--- Start MATERIAL PROVIDED ---

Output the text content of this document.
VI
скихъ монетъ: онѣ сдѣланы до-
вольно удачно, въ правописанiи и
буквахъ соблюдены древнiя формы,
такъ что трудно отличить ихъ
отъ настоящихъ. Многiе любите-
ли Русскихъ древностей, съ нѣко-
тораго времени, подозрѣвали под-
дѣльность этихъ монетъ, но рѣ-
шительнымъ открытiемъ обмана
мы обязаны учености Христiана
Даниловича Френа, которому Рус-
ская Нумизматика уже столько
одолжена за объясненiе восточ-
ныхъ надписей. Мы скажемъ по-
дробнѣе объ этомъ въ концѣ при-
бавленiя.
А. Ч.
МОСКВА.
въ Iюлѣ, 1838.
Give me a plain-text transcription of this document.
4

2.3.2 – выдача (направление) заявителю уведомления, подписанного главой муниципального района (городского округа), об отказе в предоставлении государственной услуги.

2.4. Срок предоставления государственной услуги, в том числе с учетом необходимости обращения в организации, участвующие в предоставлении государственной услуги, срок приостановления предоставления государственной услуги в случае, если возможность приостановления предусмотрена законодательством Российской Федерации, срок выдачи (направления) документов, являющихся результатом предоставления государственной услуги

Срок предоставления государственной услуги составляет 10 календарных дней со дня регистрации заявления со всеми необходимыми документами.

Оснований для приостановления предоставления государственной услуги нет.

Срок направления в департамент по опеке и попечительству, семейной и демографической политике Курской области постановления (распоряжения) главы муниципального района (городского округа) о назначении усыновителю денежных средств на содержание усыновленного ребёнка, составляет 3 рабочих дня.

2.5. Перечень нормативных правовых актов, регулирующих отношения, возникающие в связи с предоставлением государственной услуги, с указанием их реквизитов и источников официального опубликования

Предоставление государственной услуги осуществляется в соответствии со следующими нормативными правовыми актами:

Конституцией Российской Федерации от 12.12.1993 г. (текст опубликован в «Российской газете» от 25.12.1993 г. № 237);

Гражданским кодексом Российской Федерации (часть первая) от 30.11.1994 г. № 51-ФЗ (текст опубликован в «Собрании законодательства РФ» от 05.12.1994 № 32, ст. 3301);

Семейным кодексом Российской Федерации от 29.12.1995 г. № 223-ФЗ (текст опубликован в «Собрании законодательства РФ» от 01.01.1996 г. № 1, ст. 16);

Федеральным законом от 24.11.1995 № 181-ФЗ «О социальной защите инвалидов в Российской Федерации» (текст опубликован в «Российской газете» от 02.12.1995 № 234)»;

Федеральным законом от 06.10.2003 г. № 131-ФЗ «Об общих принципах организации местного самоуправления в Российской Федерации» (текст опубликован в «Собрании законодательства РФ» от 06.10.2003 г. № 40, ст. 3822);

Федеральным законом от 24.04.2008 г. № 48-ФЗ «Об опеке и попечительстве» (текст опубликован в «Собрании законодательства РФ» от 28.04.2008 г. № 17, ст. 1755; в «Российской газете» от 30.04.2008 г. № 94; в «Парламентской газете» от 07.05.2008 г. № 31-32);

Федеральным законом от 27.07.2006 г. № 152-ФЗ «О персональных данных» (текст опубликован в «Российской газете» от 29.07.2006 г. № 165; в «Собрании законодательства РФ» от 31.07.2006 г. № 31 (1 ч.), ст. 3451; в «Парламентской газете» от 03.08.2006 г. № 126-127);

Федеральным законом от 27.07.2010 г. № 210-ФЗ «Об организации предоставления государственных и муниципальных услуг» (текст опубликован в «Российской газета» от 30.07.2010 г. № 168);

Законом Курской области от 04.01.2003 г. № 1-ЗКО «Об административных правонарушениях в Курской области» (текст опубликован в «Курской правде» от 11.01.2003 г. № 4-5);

--- End MATERIAL PROVIDED ---

EXERCISE TASK
Return each line with "Российской".

REPLY TO THE TASK
2.4. Срок предоставления государственной услуги, в том числе с учетом необходимости обращения в организации, участвующие в предоставлении государственной услуги, срок приостановления предоставления государственной услуги в случае, если возможность приостановления предусмотрена законодательством Российской Федерации, срок выдачи (направления) документов, являющихся результатом предоставления государственной услуги
Конституцией Российской Федерации от 12.12.1993 г. (текст опубликован в «Российской газете» от 25.12.1993 г. № 237);
Гражданским кодексом Российской Федерации (часть первая) от 30.11.1994 г. № 51-ФЗ (текст опубликован в «Собрании законодательства РФ» от 05.12.1994 № 32, ст. 3301);
Семейным кодексом Российской Федерации от 29.12.1995 г. № 223-ФЗ (текст опубликован в «Собрании законодательства РФ» от 01.01.1996 г. № 1, ст. 16);
Федеральным законом от 24.11.1995 № 181-ФЗ «О социальной защите инвалидов в Российской Федерации» (текст опубликован в «Российской газете» от 02.12.1995 № 234)»;
Федеральным законом от 06.10.2003 г. № 131-ФЗ «Об общих принципах организации местного самоуправления в Российской Федерации» (текст опубликован в «Собрании законодательства РФ» от 06.10.2003 г. № 40, ст. 3822);
Федеральным законом от 24.04.2008 г. № 48-ФЗ «Об опеке и попечительстве» (текст опубликован в «Собрании законодательства РФ» от 28.04.2008 г. № 17, ст. 1755; в «Российской газете» от 30.04.2008 г. № 94; в «Парламентской газете» от 07.05.2008 г. № 31-32);
Федеральным законом от 27.07.2006 г. № 152-ФЗ «О персональных данных» (текст опубликован в «Российской газете» от 29.07.2006 г. № 165; в «Собрании законодательства РФ» от 31.07.2006 г. № 31 (1 ч.), ст. 3451; в «Парламентской газете» от 03.08.2006 г. № 126-127);
Федеральным законом от 27.07.2010 г. № 210-ФЗ «Об организации предоставления государственных и муниципальных услуг» (текст опубликован в «Российской газета» от 30.07.2010 г. № 168);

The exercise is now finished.